* _WHAT YOU WILL DO_:
Reading down the listing below, count the lines where the word "color" shows up, then give only that count.

* _RECORDS SUPPLIED_:
<<<<

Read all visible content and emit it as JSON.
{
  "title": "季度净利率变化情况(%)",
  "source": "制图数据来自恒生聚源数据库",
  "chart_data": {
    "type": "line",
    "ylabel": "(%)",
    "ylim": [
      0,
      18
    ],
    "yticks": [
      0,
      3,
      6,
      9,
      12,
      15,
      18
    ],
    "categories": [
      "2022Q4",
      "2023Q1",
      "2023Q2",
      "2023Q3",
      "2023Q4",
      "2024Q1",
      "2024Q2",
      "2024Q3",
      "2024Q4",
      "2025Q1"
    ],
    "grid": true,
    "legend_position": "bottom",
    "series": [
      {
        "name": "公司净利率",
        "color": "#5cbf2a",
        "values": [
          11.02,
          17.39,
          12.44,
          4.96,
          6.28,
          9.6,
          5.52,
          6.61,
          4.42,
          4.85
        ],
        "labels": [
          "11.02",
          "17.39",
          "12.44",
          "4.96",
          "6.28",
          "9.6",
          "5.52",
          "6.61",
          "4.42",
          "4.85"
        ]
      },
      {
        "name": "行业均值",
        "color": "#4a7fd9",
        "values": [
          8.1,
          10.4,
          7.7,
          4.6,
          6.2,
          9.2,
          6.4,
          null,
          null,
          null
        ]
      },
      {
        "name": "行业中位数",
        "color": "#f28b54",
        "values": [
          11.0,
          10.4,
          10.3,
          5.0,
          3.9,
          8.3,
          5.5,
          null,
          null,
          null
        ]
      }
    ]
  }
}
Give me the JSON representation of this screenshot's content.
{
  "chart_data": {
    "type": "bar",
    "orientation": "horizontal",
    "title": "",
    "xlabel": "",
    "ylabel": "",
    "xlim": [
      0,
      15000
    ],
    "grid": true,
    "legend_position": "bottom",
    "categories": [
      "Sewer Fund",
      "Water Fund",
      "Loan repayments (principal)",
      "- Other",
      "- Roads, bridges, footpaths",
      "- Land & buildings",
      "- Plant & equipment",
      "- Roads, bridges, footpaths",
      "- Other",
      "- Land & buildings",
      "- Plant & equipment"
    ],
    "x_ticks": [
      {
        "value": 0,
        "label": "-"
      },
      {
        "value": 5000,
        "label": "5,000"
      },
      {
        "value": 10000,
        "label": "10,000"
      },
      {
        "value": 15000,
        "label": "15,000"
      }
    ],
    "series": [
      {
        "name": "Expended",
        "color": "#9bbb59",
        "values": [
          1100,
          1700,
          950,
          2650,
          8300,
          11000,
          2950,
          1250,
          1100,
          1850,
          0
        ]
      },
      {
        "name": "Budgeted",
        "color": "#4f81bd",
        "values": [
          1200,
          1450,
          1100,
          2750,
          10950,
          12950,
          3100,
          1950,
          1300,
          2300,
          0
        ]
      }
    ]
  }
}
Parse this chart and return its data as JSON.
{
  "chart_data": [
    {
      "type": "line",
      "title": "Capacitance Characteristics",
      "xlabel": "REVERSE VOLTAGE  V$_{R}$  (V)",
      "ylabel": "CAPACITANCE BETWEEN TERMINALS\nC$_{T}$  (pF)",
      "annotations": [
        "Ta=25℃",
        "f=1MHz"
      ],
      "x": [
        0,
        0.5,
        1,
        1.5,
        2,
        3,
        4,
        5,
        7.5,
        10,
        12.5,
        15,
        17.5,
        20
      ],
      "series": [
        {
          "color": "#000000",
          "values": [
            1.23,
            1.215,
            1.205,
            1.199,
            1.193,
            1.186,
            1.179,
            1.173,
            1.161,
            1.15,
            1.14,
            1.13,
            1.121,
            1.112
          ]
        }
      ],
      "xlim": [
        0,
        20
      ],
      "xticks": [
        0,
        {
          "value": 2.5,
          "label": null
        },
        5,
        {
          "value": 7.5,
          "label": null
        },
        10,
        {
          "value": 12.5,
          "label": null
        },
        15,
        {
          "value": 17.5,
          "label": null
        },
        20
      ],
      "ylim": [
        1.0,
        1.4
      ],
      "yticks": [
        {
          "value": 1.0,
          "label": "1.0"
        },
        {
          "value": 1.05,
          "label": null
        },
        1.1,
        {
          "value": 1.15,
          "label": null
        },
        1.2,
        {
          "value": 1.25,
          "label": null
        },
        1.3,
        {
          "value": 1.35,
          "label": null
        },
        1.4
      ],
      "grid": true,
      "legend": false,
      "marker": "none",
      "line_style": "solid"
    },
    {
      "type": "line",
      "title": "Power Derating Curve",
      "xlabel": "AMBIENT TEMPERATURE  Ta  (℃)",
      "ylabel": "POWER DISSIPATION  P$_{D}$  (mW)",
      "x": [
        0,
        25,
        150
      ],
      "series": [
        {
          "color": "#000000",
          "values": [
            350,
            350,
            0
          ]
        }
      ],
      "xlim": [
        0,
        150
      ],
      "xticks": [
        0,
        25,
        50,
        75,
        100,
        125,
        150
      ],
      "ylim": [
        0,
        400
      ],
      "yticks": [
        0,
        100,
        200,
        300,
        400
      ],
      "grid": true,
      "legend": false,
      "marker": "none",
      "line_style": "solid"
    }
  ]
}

>>>>

* _SOLUTION FOR THIS PROBLEM_:
7